THE REQUEST
Every record must be repeated exactly, with no omission.

PROVIDED INFORMATION
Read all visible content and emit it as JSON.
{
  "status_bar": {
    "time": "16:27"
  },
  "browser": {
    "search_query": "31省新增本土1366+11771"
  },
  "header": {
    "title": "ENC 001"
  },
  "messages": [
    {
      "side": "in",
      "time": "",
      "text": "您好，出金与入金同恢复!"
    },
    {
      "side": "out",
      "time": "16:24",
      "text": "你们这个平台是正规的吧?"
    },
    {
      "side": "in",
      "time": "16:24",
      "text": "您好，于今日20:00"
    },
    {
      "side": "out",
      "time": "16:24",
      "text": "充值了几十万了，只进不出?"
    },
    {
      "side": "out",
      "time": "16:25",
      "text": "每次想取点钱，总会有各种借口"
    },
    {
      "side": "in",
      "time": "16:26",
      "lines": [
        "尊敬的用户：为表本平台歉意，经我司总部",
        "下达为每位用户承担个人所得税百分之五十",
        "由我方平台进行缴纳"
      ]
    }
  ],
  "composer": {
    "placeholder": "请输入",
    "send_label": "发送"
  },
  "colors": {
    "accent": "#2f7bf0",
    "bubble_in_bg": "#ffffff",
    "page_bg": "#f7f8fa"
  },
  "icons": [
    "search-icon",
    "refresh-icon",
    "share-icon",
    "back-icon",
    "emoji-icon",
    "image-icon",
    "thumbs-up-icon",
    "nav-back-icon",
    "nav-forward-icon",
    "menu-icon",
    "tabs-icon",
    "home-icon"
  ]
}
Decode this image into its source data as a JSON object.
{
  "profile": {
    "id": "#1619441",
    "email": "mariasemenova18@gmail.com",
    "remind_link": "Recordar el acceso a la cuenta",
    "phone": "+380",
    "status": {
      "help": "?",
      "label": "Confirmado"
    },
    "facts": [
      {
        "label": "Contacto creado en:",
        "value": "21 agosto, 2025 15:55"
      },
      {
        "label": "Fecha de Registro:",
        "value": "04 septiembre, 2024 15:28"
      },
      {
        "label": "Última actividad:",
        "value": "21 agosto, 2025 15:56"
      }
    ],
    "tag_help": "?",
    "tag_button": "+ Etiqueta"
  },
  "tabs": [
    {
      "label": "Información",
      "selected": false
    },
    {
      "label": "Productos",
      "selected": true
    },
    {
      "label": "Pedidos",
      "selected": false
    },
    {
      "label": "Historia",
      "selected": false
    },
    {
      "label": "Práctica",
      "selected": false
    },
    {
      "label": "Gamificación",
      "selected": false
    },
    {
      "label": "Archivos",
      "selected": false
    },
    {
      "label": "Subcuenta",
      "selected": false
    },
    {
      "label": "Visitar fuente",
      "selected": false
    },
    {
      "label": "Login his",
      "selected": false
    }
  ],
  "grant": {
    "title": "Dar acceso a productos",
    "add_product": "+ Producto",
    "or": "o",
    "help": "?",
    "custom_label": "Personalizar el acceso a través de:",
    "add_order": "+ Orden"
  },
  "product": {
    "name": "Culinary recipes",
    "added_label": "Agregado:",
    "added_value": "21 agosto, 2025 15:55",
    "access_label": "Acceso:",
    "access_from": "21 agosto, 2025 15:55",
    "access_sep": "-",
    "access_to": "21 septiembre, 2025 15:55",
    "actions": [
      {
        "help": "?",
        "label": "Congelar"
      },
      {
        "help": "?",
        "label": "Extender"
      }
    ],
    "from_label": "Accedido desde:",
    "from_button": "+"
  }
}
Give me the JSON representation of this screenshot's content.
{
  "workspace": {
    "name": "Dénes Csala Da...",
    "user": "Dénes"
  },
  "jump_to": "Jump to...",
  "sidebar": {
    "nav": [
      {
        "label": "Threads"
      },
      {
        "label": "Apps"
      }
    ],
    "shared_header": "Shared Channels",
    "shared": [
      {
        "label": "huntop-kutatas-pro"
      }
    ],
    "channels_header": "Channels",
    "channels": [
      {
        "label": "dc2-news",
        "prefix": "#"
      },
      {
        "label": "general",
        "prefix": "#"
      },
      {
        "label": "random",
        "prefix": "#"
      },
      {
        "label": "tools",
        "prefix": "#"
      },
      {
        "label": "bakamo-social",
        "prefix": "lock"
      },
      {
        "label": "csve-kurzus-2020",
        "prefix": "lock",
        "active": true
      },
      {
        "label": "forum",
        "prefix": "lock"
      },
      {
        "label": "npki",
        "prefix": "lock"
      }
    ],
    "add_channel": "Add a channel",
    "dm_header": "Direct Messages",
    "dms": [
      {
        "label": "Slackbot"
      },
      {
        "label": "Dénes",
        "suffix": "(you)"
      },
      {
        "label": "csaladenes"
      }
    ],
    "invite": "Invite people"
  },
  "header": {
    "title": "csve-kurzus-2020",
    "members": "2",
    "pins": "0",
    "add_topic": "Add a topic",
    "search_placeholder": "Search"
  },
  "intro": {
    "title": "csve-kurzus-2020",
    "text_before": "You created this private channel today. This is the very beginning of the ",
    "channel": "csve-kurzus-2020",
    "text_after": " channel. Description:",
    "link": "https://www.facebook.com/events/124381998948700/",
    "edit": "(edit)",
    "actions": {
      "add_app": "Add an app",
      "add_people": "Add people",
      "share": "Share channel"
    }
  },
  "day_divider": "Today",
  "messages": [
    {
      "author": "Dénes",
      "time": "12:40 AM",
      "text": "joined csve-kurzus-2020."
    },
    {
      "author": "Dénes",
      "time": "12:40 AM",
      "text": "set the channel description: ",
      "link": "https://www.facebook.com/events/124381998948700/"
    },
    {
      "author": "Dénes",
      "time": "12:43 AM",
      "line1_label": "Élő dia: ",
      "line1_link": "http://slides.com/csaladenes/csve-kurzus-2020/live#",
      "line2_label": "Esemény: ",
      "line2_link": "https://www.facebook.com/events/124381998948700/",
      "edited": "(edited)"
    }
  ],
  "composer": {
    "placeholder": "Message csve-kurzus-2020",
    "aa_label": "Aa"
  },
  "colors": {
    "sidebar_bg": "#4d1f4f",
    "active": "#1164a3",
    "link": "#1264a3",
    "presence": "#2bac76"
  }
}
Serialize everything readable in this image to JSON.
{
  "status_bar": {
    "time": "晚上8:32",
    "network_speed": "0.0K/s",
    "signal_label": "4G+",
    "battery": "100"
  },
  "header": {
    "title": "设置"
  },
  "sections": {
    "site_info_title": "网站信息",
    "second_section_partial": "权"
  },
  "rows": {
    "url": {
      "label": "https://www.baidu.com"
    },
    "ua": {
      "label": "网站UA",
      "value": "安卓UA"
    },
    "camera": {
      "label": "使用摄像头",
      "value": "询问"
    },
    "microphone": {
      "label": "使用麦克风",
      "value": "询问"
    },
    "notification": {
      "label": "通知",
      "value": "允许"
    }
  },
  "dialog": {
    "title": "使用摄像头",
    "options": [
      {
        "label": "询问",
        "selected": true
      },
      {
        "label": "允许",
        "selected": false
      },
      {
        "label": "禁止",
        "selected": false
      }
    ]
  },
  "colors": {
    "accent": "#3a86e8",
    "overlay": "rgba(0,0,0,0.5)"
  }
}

RESPONSE BELOW
Read all visible content and emit it as JSON.
{
  "status_bar": {
    "time": "16:27"
  },
  "browser": {
    "search_query": "31省新增本土1366+11771"
  },
  "header": {
    "title": "ENC 001"
  },
  "messages": [
    {
      "side": "in",
      "time": "",
      "text": "您好，出金与入金同恢复!"
    },
    {
      "side": "out",
      "time": "16:24",
      "text": "你们这个平台是正规的吧?"
    },
    {
      "side": "in",
      "time": "16:24",
      "text": "您好，于今日20:00"
    },
    {
      "side": "out",
      "time": "16:24",
      "text": "充值了几十万了，只进不出?"
    },
    {
      "side": "out",
      "time": "16:25",
      "text": "每次想取点钱，总会有各种借口"
    },
    {
      "side": "in",
      "time": "16:26",
      "lines": [
        "尊敬的用户：为表本平台歉意，经我司总部",
        "下达为每位用户承担个人所得税百分之五十",
        "由我方平台进行缴纳"
      ]
    }
  ],
  "composer": {
    "placeholder": "请输入",
    "send_label": "发送"
  },
  "colors": {
    "accent": "#2f7bf0",
    "bubble_in_bg": "#ffffff",
    "page_bg": "#f7f8fa"
  },
  "icons": [
    "search-icon",
    "refresh-icon",
    "share-icon",
    "back-icon",
    "emoji-icon",
    "image-icon",
    "thumbs-up-icon",
    "nav-back-icon",
    "nav-forward-icon",
    "menu-icon",
    "tabs-icon",
    "home-icon"
  ]
}
Decode this image into its source data as a JSON object.
{
  "profile": {
    "id": "#1619441",
    "email": "mariasemenova18@gmail.com",
    "remind_link": "Recordar el acceso a la cuenta",
    "phone": "+380",
    "status": {
      "help": "?",
      "label": "Confirmado"
    },
    "facts": [
      {
        "label": "Contacto creado en:",
        "value": "21 agosto, 2025 15:55"
      },
      {
        "label": "Fecha de Registro:",
        "value": "04 septiembre, 2024 15:28"
      },
      {
        "label": "Última actividad:",
        "value": "21 agosto, 2025 15:56"
      }
    ],
    "tag_help": "?",
    "tag_button": "+ Etiqueta"
  },
  "tabs": [
    {
      "label": "Información",
      "selected": false
    },
    {
      "label": "Productos",
      "selected": true
    },
    {
      "label": "Pedidos",
      "selected": false
    },
    {
      "label": "Historia",
      "selected": false
    },
    {
      "label": "Práctica",
      "selected": false
    },
    {
      "label": "Gamificación",
      "selected": false
    },
    {
      "label": "Archivos",
      "selected": false
    },
    {
      "label": "Subcuenta",
      "selected": false
    },
    {
      "label": "Visitar fuente",
      "selected": false
    },
    {
      "label": "Login his",
      "selected": false
    }
  ],
  "grant": {
    "title": "Dar acceso a productos",
    "add_product": "+ Producto",
    "or": "o",
    "help": "?",
    "custom_label": "Personalizar el acceso a través de:",
    "add_order": "+ Orden"
  },
  "product": {
    "name": "Culinary recipes",
    "added_label": "Agregado:",
    "added_value": "21 agosto, 2025 15:55",
    "access_label": "Acceso:",
    "access_from": "21 agosto, 2025 15:55",
    "access_sep": "-",
    "access_to": "21 septiembre, 2025 15:55",
    "actions": [
      {
        "help": "?",
        "label": "Congelar"
      },
      {
        "help": "?",
        "label": "Extender"
      }
    ],
    "from_label": "Accedido desde:",
    "from_button": "+"
  }
}
Give me the JSON representation of this screenshot's content.
{
  "workspace": {
    "name": "Dénes Csala Da...",
    "user": "Dénes"
  },
  "jump_to": "Jump to...",
  "sidebar": {
    "nav": [
      {
        "label": "Threads"
      },
      {
        "label": "Apps"
      }
    ],
    "shared_header": "Shared Channels",
    "shared": [
      {
        "label": "huntop-kutatas-pro"
      }
    ],
    "channels_header": "Channels",
    "channels": [
      {
        "label": "dc2-news",
        "prefix": "#"
      },
      {
        "label": "general",
        "prefix": "#"
      },
      {
        "label": "random",
        "prefix": "#"
      },
      {
        "label": "tools",
        "prefix": "#"
      },
      {
        "label": "bakamo-social",
        "prefix": "lock"
      },
      {
        "label": "csve-kurzus-2020",
        "prefix": "lock",
        "active": true
      },
      {
        "label": "forum",
        "prefix": "lock"
      },
      {
        "label": "npki",
        "prefix": "lock"
      }
    ],
    "add_channel": "Add a channel",
    "dm_header": "Direct Messages",
    "dms": [
      {
        "label": "Slackbot"
      },
      {
        "label": "Dénes",
        "suffix": "(you)"
      },
      {
        "label": "csaladenes"
      }
    ],
    "invite": "Invite people"
  },
  "header": {
    "title": "csve-kurzus-2020",
    "members": "2",
    "pins": "0",
    "add_topic": "Add a topic",
    "search_placeholder": "Search"
  },
  "intro": {
    "title": "csve-kurzus-2020",
    "text_before": "You created this private channel today. This is the very beginning of the ",
    "channel": "csve-kurzus-2020",
    "text_after": " channel. Description:",
    "link": "https://www.facebook.com/events/124381998948700/",
    "edit": "(edit)",
    "actions": {
      "add_app": "Add an app",
      "add_people": "Add people",
      "share": "Share channel"
    }
  },
  "day_divider": "Today",
  "messages": [
    {
      "author": "Dénes",
      "time": "12:40 AM",
      "text": "joined csve-kurzus-2020."
    },
    {
      "author": "Dénes",
      "time": "12:40 AM",
      "text": "set the channel description: ",
      "link": "https://www.facebook.com/events/124381998948700/"
    },
    {
      "author": "Dénes",
      "time": "12:43 AM",
      "line1_label": "Élő dia: ",
      "line1_link": "http://slides.com/csaladenes/csve-kurzus-2020/live#",
      "line2_label": "Esemény: ",
      "line2_link": "https://www.facebook.com/events/124381998948700/",
      "edited": "(edited)"
    }
  ],
  "composer": {
    "placeholder": "Message csve-kurzus-2020",
    "aa_label": "Aa"
  },
  "colors": {
    "sidebar_bg": "#4d1f4f",
    "active": "#1164a3",
    "link": "#1264a3",
    "presence": "#2bac76"
  }
}
Serialize everything readable in this image to JSON.
{
  "status_bar": {
    "time": "晚上8:32",
    "network_speed": "0.0K/s",
    "signal_label": "4G+",
    "battery": "100"
  },
  "header": {
    "title": "设置"
  },
  "sections": {
    "site_info_title": "网站信息",
    "second_section_partial": "权"
  },
  "rows": {
    "url": {
      "label": "https://www.baidu.com"
    },
    "ua": {
      "label": "网站UA",
      "value": "安卓UA"
    },
    "camera": {
      "label": "使用摄像头",
      "value": "询问"
    },
    "microphone": {
      "label": "使用麦克风",
      "value": "询问"
    },
    "notification": {
      "label": "通知",
      "value": "允许"
    }
  },
  "dialog": {
    "title": "使用摄像头",
    "options": [
      {
        "label": "询问",
        "selected": true
      },
      {
        "label": "允许",
        "selected": false
      },
      {
        "label": "禁止",
        "selected": false
      }
    ]
  },
  "colors": {
    "accent": "#3a86e8",
    "overlay": "rgba(0,0,0,0.5)"
  }
}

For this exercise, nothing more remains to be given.